[Stored records]
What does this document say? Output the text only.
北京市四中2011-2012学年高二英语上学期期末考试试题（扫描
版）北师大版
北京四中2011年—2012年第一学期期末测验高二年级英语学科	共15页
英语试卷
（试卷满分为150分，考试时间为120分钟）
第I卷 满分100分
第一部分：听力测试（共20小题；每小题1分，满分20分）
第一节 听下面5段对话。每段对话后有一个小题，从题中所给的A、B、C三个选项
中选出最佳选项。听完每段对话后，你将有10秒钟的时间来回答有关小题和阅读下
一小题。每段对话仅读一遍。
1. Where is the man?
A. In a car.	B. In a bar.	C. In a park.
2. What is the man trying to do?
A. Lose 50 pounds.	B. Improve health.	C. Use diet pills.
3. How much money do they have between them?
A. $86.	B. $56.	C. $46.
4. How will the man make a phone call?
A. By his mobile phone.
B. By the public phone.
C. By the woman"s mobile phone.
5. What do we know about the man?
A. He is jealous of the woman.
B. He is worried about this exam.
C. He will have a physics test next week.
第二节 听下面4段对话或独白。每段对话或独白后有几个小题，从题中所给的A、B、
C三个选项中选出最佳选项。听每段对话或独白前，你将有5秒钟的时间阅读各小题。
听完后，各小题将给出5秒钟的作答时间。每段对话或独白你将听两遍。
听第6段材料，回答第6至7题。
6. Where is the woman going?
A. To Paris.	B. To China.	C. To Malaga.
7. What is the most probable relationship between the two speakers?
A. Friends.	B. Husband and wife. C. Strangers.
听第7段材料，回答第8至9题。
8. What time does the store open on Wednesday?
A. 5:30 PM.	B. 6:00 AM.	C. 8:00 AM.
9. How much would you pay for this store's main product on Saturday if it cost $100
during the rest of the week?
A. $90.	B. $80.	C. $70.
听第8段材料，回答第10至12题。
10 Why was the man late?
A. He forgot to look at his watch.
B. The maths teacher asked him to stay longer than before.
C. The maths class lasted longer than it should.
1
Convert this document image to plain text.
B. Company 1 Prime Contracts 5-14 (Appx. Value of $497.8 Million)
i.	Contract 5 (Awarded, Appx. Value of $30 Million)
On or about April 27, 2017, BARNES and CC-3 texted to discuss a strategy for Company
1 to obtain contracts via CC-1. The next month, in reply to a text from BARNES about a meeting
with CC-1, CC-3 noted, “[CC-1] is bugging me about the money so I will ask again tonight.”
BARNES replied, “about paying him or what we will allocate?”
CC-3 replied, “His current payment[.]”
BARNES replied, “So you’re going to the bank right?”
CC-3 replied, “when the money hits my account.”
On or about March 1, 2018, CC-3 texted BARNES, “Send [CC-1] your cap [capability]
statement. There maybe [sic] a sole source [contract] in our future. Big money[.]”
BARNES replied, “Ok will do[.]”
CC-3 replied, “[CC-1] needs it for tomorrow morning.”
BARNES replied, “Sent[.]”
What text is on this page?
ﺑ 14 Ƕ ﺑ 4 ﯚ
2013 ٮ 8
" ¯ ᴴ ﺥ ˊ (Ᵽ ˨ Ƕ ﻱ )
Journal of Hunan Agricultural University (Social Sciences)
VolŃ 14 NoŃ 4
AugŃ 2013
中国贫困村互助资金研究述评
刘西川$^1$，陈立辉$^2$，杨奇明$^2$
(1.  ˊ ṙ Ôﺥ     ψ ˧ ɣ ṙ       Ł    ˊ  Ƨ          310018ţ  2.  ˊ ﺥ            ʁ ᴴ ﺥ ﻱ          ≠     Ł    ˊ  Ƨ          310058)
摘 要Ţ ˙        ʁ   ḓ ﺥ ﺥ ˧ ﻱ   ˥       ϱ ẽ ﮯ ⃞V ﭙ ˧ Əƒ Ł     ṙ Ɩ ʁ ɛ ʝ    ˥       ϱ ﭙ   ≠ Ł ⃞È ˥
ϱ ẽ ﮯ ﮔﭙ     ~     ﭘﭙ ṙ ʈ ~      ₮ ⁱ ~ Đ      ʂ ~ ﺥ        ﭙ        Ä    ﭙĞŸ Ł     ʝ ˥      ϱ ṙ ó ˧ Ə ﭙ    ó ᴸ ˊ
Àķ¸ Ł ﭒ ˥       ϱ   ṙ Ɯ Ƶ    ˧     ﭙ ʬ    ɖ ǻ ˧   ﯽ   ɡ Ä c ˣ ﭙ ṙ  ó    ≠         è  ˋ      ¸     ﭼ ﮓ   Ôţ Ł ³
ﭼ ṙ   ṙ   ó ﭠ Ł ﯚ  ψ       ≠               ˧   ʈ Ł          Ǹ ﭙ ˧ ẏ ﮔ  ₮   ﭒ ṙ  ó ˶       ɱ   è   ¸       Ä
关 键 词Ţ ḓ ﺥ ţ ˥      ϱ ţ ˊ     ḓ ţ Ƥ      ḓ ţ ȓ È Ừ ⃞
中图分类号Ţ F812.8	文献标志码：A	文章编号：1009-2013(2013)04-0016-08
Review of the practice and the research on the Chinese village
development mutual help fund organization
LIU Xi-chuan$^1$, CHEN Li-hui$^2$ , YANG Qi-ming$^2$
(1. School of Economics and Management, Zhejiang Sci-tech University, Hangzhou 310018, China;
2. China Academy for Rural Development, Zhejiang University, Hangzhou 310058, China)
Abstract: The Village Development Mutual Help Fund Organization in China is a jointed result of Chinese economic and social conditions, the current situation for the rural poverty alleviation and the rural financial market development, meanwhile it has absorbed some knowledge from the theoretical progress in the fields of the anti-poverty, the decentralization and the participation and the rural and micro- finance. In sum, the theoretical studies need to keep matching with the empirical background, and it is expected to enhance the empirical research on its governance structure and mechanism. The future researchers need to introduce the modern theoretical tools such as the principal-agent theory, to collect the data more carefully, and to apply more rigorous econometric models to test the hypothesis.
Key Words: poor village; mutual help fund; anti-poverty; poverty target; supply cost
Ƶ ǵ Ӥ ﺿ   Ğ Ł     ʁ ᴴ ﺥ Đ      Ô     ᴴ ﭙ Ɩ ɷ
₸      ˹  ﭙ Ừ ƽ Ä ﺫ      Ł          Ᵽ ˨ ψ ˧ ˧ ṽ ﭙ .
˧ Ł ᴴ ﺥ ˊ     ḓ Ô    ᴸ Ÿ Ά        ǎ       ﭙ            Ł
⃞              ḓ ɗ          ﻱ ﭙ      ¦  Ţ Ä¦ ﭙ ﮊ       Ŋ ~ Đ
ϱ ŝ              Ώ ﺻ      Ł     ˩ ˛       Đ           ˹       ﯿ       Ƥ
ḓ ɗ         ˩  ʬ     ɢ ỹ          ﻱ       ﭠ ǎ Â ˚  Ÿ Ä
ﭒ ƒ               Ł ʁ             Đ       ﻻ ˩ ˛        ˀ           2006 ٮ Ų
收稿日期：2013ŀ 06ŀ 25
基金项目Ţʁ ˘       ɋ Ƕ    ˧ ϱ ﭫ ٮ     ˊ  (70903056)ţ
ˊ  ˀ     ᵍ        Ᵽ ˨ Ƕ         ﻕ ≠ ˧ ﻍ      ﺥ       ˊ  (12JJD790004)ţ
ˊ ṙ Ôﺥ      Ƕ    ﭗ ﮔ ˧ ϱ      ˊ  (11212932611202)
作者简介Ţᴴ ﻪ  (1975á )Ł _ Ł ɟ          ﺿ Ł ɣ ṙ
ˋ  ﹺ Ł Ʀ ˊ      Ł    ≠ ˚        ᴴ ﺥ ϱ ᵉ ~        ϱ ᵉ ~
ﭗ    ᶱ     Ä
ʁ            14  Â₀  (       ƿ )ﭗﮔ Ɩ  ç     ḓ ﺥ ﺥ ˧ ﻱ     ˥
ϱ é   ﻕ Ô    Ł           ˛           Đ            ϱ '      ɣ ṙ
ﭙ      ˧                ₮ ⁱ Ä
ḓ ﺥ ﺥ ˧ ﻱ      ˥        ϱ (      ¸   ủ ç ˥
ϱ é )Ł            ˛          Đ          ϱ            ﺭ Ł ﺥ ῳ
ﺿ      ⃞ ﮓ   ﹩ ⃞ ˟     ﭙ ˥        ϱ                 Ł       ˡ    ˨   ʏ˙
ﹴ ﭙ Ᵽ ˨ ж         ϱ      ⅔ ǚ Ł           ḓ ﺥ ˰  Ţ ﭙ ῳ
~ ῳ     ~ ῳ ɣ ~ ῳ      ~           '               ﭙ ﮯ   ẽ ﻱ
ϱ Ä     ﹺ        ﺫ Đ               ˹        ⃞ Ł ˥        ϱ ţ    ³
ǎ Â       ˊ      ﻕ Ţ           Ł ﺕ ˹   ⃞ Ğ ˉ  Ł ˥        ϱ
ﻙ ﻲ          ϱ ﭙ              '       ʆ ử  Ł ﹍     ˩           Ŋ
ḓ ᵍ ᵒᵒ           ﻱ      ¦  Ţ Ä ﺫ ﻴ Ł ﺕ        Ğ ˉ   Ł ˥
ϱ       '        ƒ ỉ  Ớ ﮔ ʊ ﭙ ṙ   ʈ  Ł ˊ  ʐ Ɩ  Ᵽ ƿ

■ What to work on
Look over the material above and show each line where "phone" appears.

■ Answer for this exercise
4. How will the man make a phone call?
A. By his mobile phone.
B. By the public phone.
C. By the woman"s mobile phone.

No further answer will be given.